> Directions for this task
Scan the data that follows and count the lines with the string "Indonesia"; answer with the count alone.

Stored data

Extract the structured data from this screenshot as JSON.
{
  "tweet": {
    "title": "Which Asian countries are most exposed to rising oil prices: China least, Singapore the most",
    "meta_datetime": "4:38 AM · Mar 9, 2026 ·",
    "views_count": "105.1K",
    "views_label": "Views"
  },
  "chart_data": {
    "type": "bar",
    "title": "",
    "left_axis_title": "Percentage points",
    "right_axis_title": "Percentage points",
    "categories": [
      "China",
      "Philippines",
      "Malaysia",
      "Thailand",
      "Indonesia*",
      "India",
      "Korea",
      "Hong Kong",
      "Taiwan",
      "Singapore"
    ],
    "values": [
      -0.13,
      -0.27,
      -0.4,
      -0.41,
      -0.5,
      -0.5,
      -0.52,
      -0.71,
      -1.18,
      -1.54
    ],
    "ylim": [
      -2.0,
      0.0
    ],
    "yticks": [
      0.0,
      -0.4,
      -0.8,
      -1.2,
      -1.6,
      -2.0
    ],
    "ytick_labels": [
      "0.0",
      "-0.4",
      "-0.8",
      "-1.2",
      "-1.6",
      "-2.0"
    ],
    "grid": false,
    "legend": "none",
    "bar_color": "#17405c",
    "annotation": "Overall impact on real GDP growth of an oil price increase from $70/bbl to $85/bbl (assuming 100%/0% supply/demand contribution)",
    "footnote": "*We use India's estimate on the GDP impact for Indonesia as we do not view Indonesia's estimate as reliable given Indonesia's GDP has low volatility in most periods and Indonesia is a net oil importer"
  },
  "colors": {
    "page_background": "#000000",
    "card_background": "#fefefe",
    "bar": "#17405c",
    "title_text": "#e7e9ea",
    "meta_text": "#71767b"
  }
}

> Written answer
2